::: Stored data

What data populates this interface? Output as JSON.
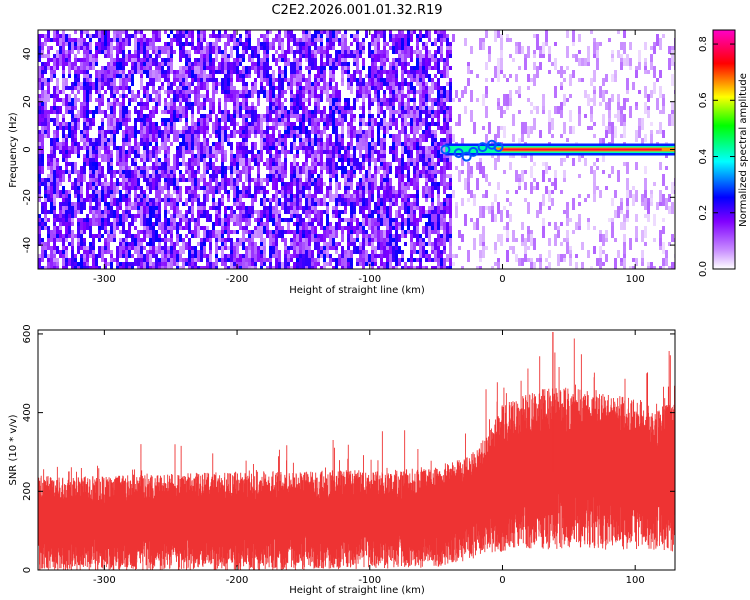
{
  "title": "C2E2.2026.001.01.32.R19",
  "chart_data": [
    {
      "type": "heatmap",
      "xlabel": "Height of straight line (km)",
      "ylabel": "Frequency (Hz)",
      "xlim": [
        -350,
        130
      ],
      "ylim": [
        -50,
        50
      ],
      "x_ticks": [
        -300,
        -200,
        -100,
        0,
        100
      ],
      "x_tick_labels": [
        "-300",
        "-200",
        "-100",
        "0",
        "100"
      ],
      "y_ticks": [
        -40,
        -20,
        0,
        20,
        40
      ],
      "y_tick_labels": [
        "-40",
        "-20",
        "0",
        "20",
        "40"
      ],
      "colorbar": {
        "label": "Normalized spectral amplitude",
        "range": [
          0.0,
          0.85
        ],
        "ticks": [
          0.0,
          0.2,
          0.4,
          0.6,
          0.8
        ],
        "tick_labels": [
          "0.0",
          "0.2",
          "0.4",
          "0.6",
          "0.8"
        ],
        "colors": [
          "#ffffff",
          "#8a2be2",
          "#0000ff",
          "#00ffff",
          "#00ff00",
          "#ffff00",
          "#ff0000",
          "#ff00ff"
        ]
      },
      "noise_level_left": 0.18,
      "noise_level_right": 0.05,
      "transition_x": -40,
      "signal": {
        "frequency_hz": 0,
        "start_x": -43,
        "end_x": 130,
        "amplitude": 0.75
      }
    },
    {
      "type": "line",
      "xlabel": "Height of straight line (km)",
      "ylabel": "SNR (10 * v/v)",
      "xlim": [
        -350,
        130
      ],
      "ylim": [
        0,
        610
      ],
      "x_ticks": [
        -300,
        -200,
        -100,
        0,
        100
      ],
      "x_tick_labels": [
        "-300",
        "-200",
        "-100",
        "0",
        "100"
      ],
      "y_ticks": [
        0,
        200,
        400,
        600
      ],
      "y_tick_labels": [
        "0",
        "200",
        "400",
        "600"
      ],
      "color": "#ee3333",
      "envelope": {
        "x": [
          -350,
          -300,
          -200,
          -100,
          -50,
          -25,
          -10,
          0,
          20,
          40,
          60,
          100,
          130
        ],
        "mean": [
          130,
          130,
          135,
          140,
          145,
          170,
          210,
          250,
          270,
          280,
          275,
          260,
          250
        ],
        "spread": [
          110,
          110,
          115,
          115,
          115,
          120,
          140,
          170,
          180,
          190,
          185,
          175,
          170
        ]
      },
      "peak": {
        "x": 38,
        "y": 605
      }
    }
  ]
}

::::::

=== Work to be completed ===
Copy the listing over exactly, skipping the pictures it holds.

=== Worked solution ===
What data populates this interface? Output as JSON.
{
  "title": "C2E2.2026.001.01.32.R19",
  "chart_data": [
    {
      "type": "heatmap",
      "xlabel": "Height of straight line (km)",
      "ylabel": "Frequency (Hz)",
      "xlim": [
        -350,
        130
      ],
      "ylim": [
        -50,
        50
      ],
      "x_ticks": [
        -300,
        -200,
        -100,
        0,
        100
      ],
      "x_tick_labels": [
        "-300",
        "-200",
        "-100",
        "0",
        "100"
      ],
      "y_ticks": [
        -40,
        -20,
        0,
        20,
        40
      ],
      "y_tick_labels": [
        "-40",
        "-20",
        "0",
        "20",
        "40"
      ],
      "colorbar": {
        "label": "Normalized spectral amplitude",
        "range": [
          0.0,
          0.85
        ],
        "ticks": [
          0.0,
          0.2,
          0.4,
          0.6,
          0.8
        ],
        "tick_labels": [
          "0.0",
          "0.2",
          "0.4",
          "0.6",
          "0.8"
        ],
        "colors": [
          "#ffffff",
          "#8a2be2",
          "#0000ff",
          "#00ffff",
          "#00ff00",
          "#ffff00",
          "#ff0000",
          "#ff00ff"
        ]
      },
      "noise_level_left": 0.18,
      "noise_level_right": 0.05,
      "transition_x": -40,
      "signal": {
        "frequency_hz": 0,
        "start_x": -43,
        "end_x": 130,
        "amplitude": 0.75
      }
    },
    {
      "type": "line",
      "xlabel": "Height of straight line (km)",
      "ylabel": "SNR (10 * v/v)",
      "xlim": [
        -350,
        130
      ],
      "ylim": [
        0,
        610
      ],
      "x_ticks": [
        -300,
        -200,
        -100,
        0,
        100
      ],
      "x_tick_labels": [
        "-300",
        "-200",
        "-100",
        "0",
        "100"
      ],
      "y_ticks": [
        0,
        200,
        400,
        600
      ],
      "y_tick_labels": [
        "0",
        "200",
        "400",
        "600"
      ],
      "color": "#ee3333",
      "envelope": {
        "x": [
          -350,
          -300,
          -200,
          -100,
          -50,
          -25,
          -10,
          0,
          20,
          40,
          60,
          100,
          130
        ],
        "mean": [
          130,
          130,
          135,
          140,
          145,
          170,
          210,
          250,
          270,
          280,
          275,
          260,
          250
        ],
        "spread": [
          110,
          110,
          115,
          115,
          115,
          120,
          140,
          170,
          180,
          190,
          185,
          175,
          170
        ]
      },
      "peak": {
        "x": 38,
        "y": 605
      }
    }
  ]
}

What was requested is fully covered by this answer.